» Things to do:
A. Please reproduce the passage on Mallorca's food scene word for word, beginning at the words "Sisters, Maria, Cati" and stopping after "from the island.".
B. Answer these questions from the passage on Mallorca's food scene:
(i) Which ingredients does Fosh name as being on the doorstep?
(ii) Who are the joint proprietors of Ca Na Toneta?
(iii) For how many years has Ca Na Toneta been serving dishes made from all-local ingredients?
C. Carry on the passage on Mallorca's food scene beyond its final sentence.

» Excerpt provided:
□ □ □ □ □ □ □
It’s not just the younger generation chefs that are helping Mallorca make a name for itself as a foodie destination. Little by little, the older generation is recognising what their 3,600-square-kilometre island home and their own restaurants have to offer – and more importantly – how to promote them. “We’ve been so used to having all these wonderful ingredients – from olive oil to salt, wine and apricots – on our doorstep,” Fosh says. “Up until very recently, no one thought it was that important or that special.”
Sisters, Maria, Cati and Teresa Solivellas, the joint proprietors of countryside restaurant Ca Na Toneta, (Carrer de l’Horitzó, 21, Caimari; +34 971 51 52 26) which has been serving dishes made from all-local ingredients for 20 years, are doing a particularly good job of showcasing Mallorca’s bounty with a bar that serves fresh, fruity cocktails, a shop with Mallorquin-made cutlery, crockery and curios, and a restaurant offering rustic but beautifully presented local dishes, composed entirely of ingredients from the island.
□ □ □ □ □ □ □
» Stored data:
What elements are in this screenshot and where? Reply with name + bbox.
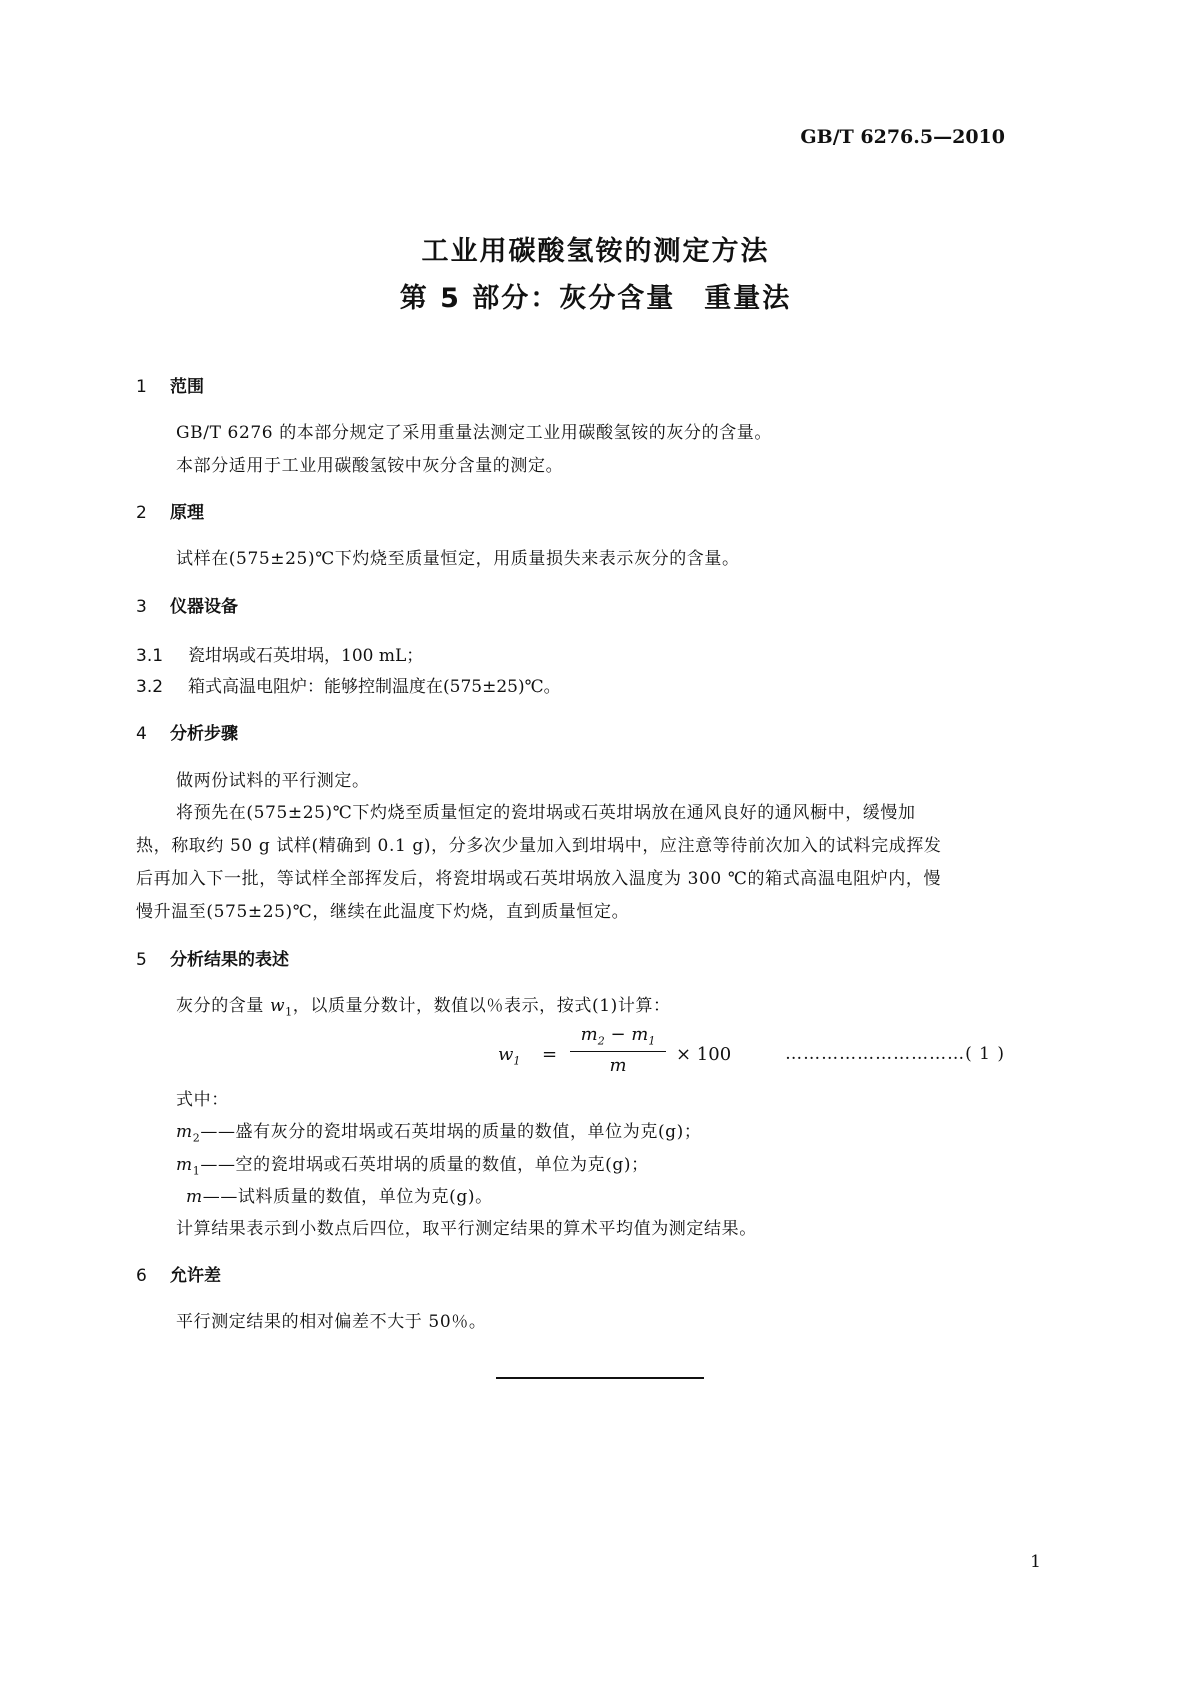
□ □ □ □ □ □ □
» Answer set:
A.
Sisters, Maria, Cati and Teresa Solivellas, the joint proprietors of countryside restaurant Ca Na Toneta, (Carrer de l’Horitzó, 21, Caimari; +34 971 51 52 26) which has been serving dishes made from all-local ingredients for 20 years, are doing a particularly good job of showcasing Mallorca’s bounty with a bar that serves fresh, fruity cocktails, a shop with Mallorquin-made cutlery, crockery and curios, and a restaurant offering rustic but beautifully presented local dishes, composed entirely of ingredients from the island.

B.
(i) Olive oil, salt, wine and apricots.
(ii) The sisters Maria, Cati and Teresa Solivellas.
(iii) 20 years.

C.
Think Mallorquin delicacies like coca with trempó, a local flatbread dish with tomato salad, and roasted suckling pig with cherry coulis and salad, which falls apart on the tongue. Local seafood, lemon, apricots and almonds also feature heavily on the restaurant’s six-course tasting menu, but you won’t leave feeling too full. Maria prides herself on offering just the right balance of quality and quantity and she has it down to an art.
All these, and many more Mallorquin ingredients, can be found on display at Palma’s main market, Mercat de l’Olivar, (Plaça de l’Olivar, 4, Palma; +34 971 72 03 14) which, just like the Solivellas sisters, recently began opening itself up to the outside world. Along with stalls selling oysters, olives and local jamon, there are tapas and sushi bars packed with visitors tucking into local fare. Mercat de l’Olivar has even started running gastronomic tours of the city, taking in all the sites that made it the culinary hub it’s becoming today, followed by a slap-up lunch in one of the market’s private dining rooms cooked from ingredients that can be bought downstairs. The Spanish omelette, sobrasada (a spreadable mix of raw, cured sausage made from local pork and spices) and ensaimadas are not to be missed.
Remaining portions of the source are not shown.